[Written instruction]
Copy out the records in full, word for word, without pictures.

[Records for processing]
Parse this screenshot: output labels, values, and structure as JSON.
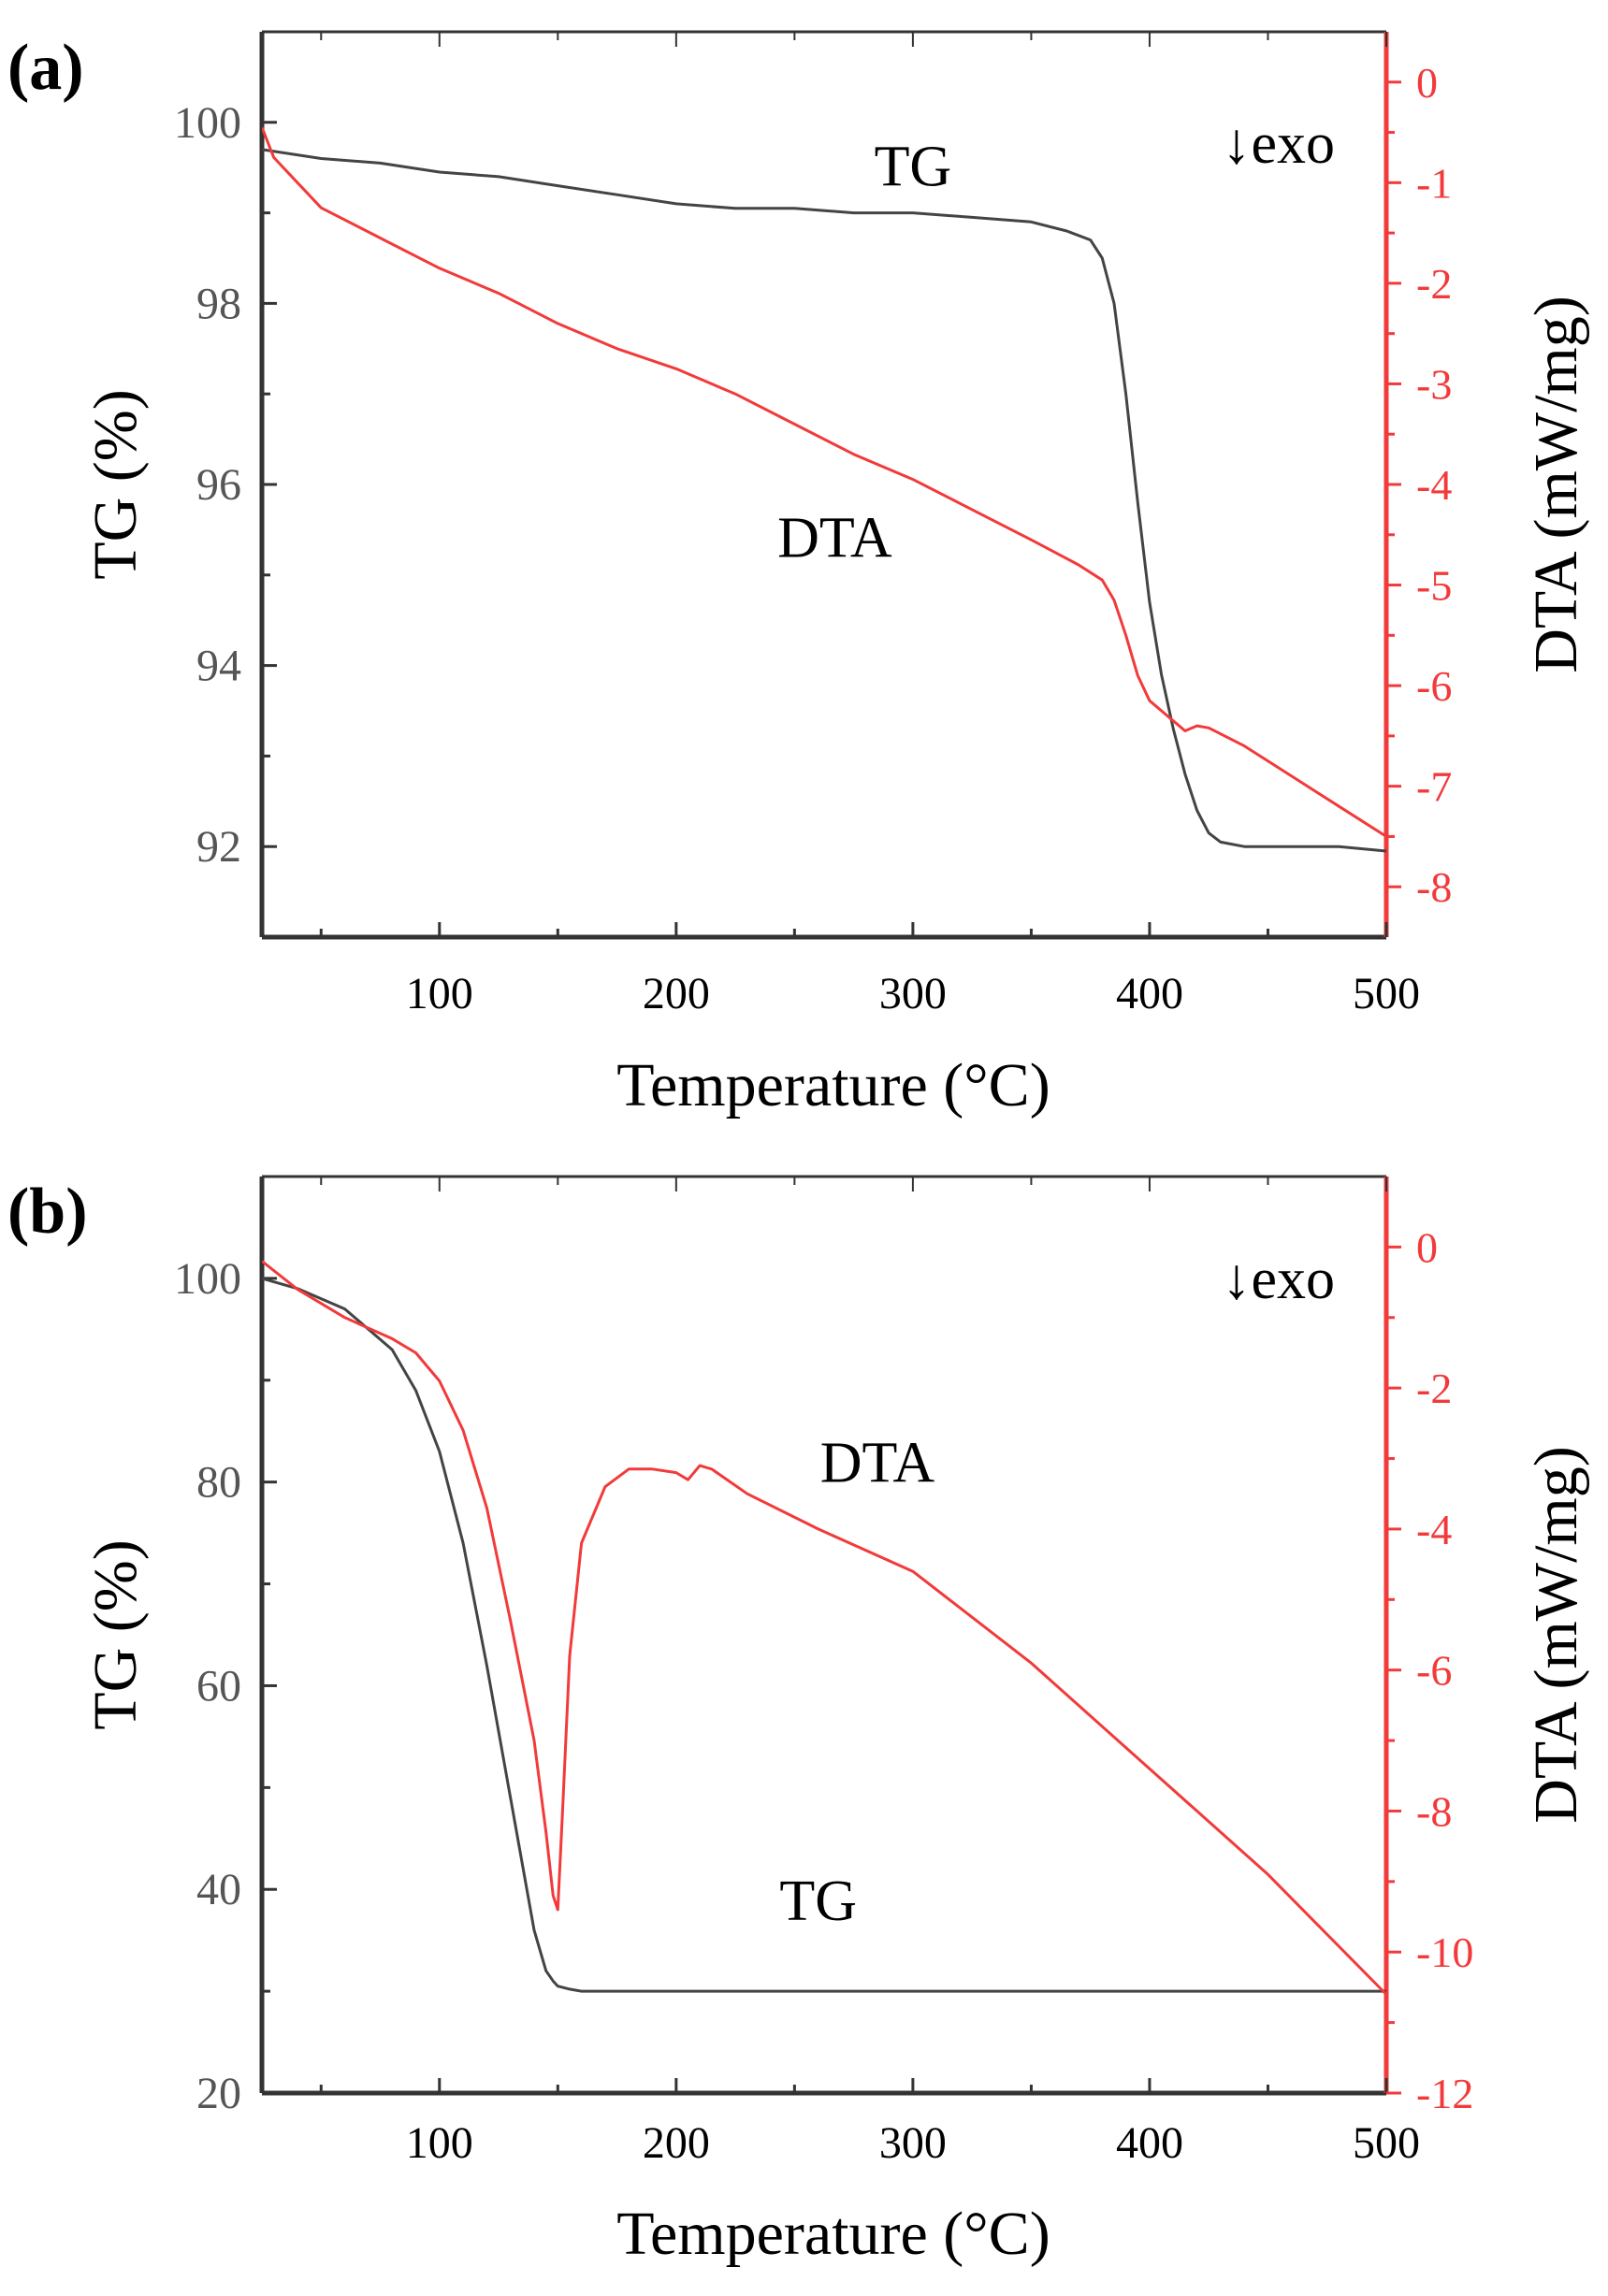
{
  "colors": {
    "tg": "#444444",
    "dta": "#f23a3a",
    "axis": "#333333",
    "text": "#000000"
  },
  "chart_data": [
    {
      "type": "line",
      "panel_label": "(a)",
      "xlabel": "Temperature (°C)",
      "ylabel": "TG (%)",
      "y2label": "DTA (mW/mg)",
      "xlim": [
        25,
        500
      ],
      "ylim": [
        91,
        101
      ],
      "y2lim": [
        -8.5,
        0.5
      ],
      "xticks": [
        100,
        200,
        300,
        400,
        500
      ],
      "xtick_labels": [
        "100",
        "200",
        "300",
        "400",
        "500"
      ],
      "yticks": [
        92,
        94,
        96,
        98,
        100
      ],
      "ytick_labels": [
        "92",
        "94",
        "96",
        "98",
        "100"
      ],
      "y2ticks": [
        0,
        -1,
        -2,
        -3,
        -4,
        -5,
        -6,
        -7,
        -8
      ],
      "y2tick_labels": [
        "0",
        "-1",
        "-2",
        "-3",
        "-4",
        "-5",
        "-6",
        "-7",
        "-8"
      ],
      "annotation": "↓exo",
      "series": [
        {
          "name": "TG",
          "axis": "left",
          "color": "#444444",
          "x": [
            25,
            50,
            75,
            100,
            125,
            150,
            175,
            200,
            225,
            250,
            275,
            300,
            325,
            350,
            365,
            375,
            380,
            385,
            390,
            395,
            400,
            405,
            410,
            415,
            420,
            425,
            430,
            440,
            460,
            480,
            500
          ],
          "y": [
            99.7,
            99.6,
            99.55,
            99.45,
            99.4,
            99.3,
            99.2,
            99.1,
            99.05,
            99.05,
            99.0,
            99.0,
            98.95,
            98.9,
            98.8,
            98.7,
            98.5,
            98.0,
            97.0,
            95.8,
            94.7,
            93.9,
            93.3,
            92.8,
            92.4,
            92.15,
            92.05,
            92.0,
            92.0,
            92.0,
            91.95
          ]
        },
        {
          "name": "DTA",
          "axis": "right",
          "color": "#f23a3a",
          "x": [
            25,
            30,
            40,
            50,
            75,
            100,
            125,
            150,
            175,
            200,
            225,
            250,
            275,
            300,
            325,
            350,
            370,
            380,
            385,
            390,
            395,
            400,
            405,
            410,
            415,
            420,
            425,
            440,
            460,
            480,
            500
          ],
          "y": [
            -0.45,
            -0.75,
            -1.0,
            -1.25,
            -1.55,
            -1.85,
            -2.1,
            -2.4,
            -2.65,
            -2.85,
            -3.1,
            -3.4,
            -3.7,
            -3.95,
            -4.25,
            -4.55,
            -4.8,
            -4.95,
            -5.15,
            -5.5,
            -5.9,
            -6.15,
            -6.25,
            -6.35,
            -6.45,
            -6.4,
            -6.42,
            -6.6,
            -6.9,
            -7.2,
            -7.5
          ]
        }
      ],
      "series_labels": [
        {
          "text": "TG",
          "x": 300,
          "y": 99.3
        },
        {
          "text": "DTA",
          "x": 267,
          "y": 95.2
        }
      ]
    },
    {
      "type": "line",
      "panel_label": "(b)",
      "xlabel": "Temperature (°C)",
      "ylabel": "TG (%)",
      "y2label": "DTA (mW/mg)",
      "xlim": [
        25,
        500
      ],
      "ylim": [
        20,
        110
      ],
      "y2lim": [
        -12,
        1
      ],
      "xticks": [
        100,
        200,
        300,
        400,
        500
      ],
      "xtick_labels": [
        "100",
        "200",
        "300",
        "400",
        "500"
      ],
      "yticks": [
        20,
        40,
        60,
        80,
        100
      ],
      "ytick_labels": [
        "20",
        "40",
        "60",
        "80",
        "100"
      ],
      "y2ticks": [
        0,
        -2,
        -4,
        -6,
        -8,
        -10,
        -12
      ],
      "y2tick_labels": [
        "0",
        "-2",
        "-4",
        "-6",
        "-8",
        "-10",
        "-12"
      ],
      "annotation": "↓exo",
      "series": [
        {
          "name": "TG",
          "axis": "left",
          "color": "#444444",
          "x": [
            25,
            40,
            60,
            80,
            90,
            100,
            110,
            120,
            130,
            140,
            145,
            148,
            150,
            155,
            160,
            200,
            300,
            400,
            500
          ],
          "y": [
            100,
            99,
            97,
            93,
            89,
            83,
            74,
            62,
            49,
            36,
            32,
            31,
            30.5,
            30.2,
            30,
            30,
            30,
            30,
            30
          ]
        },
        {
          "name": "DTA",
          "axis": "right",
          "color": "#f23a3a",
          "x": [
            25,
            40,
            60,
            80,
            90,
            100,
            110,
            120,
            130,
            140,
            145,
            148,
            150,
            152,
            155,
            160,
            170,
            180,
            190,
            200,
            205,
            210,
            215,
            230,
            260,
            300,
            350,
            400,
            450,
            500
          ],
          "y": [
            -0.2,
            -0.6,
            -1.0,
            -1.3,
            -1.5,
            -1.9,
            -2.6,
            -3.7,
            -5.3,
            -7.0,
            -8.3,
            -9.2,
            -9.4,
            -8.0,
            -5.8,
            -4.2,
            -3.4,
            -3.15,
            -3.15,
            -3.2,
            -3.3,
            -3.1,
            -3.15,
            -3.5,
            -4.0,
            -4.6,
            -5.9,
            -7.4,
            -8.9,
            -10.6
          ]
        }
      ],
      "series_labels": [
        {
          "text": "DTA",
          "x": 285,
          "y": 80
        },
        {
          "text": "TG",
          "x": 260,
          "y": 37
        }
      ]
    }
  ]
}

[The answer]
Parse this screenshot: output labels, values, and structure as JSON.
{
  "colors": {
    "tg": "#444444",
    "dta": "#f23a3a",
    "axis": "#333333",
    "text": "#000000"
  },
  "chart_data": [
    {
      "type": "line",
      "panel_label": "(a)",
      "xlabel": "Temperature (°C)",
      "ylabel": "TG (%)",
      "y2label": "DTA (mW/mg)",
      "xlim": [
        25,
        500
      ],
      "ylim": [
        91,
        101
      ],
      "y2lim": [
        -8.5,
        0.5
      ],
      "xticks": [
        100,
        200,
        300,
        400,
        500
      ],
      "xtick_labels": [
        "100",
        "200",
        "300",
        "400",
        "500"
      ],
      "yticks": [
        92,
        94,
        96,
        98,
        100
      ],
      "ytick_labels": [
        "92",
        "94",
        "96",
        "98",
        "100"
      ],
      "y2ticks": [
        0,
        -1,
        -2,
        -3,
        -4,
        -5,
        -6,
        -7,
        -8
      ],
      "y2tick_labels": [
        "0",
        "-1",
        "-2",
        "-3",
        "-4",
        "-5",
        "-6",
        "-7",
        "-8"
      ],
      "annotation": "↓exo",
      "series": [
        {
          "name": "TG",
          "axis": "left",
          "color": "#444444",
          "x": [
            25,
            50,
            75,
            100,
            125,
            150,
            175,
            200,
            225,
            250,
            275,
            300,
            325,
            350,
            365,
            375,
            380,
            385,
            390,
            395,
            400,
            405,
            410,
            415,
            420,
            425,
            430,
            440,
            460,
            480,
            500
          ],
          "y": [
            99.7,
            99.6,
            99.55,
            99.45,
            99.4,
            99.3,
            99.2,
            99.1,
            99.05,
            99.05,
            99.0,
            99.0,
            98.95,
            98.9,
            98.8,
            98.7,
            98.5,
            98.0,
            97.0,
            95.8,
            94.7,
            93.9,
            93.3,
            92.8,
            92.4,
            92.15,
            92.05,
            92.0,
            92.0,
            92.0,
            91.95
          ]
        },
        {
          "name": "DTA",
          "axis": "right",
          "color": "#f23a3a",
          "x": [
            25,
            30,
            40,
            50,
            75,
            100,
            125,
            150,
            175,
            200,
            225,
            250,
            275,
            300,
            325,
            350,
            370,
            380,
            385,
            390,
            395,
            400,
            405,
            410,
            415,
            420,
            425,
            440,
            460,
            480,
            500
          ],
          "y": [
            -0.45,
            -0.75,
            -1.0,
            -1.25,
            -1.55,
            -1.85,
            -2.1,
            -2.4,
            -2.65,
            -2.85,
            -3.1,
            -3.4,
            -3.7,
            -3.95,
            -4.25,
            -4.55,
            -4.8,
            -4.95,
            -5.15,
            -5.5,
            -5.9,
            -6.15,
            -6.25,
            -6.35,
            -6.45,
            -6.4,
            -6.42,
            -6.6,
            -6.9,
            -7.2,
            -7.5
          ]
        }
      ],
      "series_labels": [
        {
          "text": "TG",
          "x": 300,
          "y": 99.3
        },
        {
          "text": "DTA",
          "x": 267,
          "y": 95.2
        }
      ]
    },
    {
      "type": "line",
      "panel_label": "(b)",
      "xlabel": "Temperature (°C)",
      "ylabel": "TG (%)",
      "y2label": "DTA (mW/mg)",
      "xlim": [
        25,
        500
      ],
      "ylim": [
        20,
        110
      ],
      "y2lim": [
        -12,
        1
      ],
      "xticks": [
        100,
        200,
        300,
        400,
        500
      ],
      "xtick_labels": [
        "100",
        "200",
        "300",
        "400",
        "500"
      ],
      "yticks": [
        20,
        40,
        60,
        80,
        100
      ],
      "ytick_labels": [
        "20",
        "40",
        "60",
        "80",
        "100"
      ],
      "y2ticks": [
        0,
        -2,
        -4,
        -6,
        -8,
        -10,
        -12
      ],
      "y2tick_labels": [
        "0",
        "-2",
        "-4",
        "-6",
        "-8",
        "-10",
        "-12"
      ],
      "annotation": "↓exo",
      "series": [
        {
          "name": "TG",
          "axis": "left",
          "color": "#444444",
          "x": [
            25,
            40,
            60,
            80,
            90,
            100,
            110,
            120,
            130,
            140,
            145,
            148,
            150,
            155,
            160,
            200,
            300,
            400,
            500
          ],
          "y": [
            100,
            99,
            97,
            93,
            89,
            83,
            74,
            62,
            49,
            36,
            32,
            31,
            30.5,
            30.2,
            30,
            30,
            30,
            30,
            30
          ]
        },
        {
          "name": "DTA",
          "axis": "right",
          "color": "#f23a3a",
          "x": [
            25,
            40,
            60,
            80,
            90,
            100,
            110,
            120,
            130,
            140,
            145,
            148,
            150,
            152,
            155,
            160,
            170,
            180,
            190,
            200,
            205,
            210,
            215,
            230,
            260,
            300,
            350,
            400,
            450,
            500
          ],
          "y": [
            -0.2,
            -0.6,
            -1.0,
            -1.3,
            -1.5,
            -1.9,
            -2.6,
            -3.7,
            -5.3,
            -7.0,
            -8.3,
            -9.2,
            -9.4,
            -8.0,
            -5.8,
            -4.2,
            -3.4,
            -3.15,
            -3.15,
            -3.2,
            -3.3,
            -3.1,
            -3.15,
            -3.5,
            -4.0,
            -4.6,
            -5.9,
            -7.4,
            -8.9,
            -10.6
          ]
        }
      ],
      "series_labels": [
        {
          "text": "DTA",
          "x": 285,
          "y": 80
        },
        {
          "text": "TG",
          "x": 260,
          "y": 37
        }
      ]
    }
  ]
}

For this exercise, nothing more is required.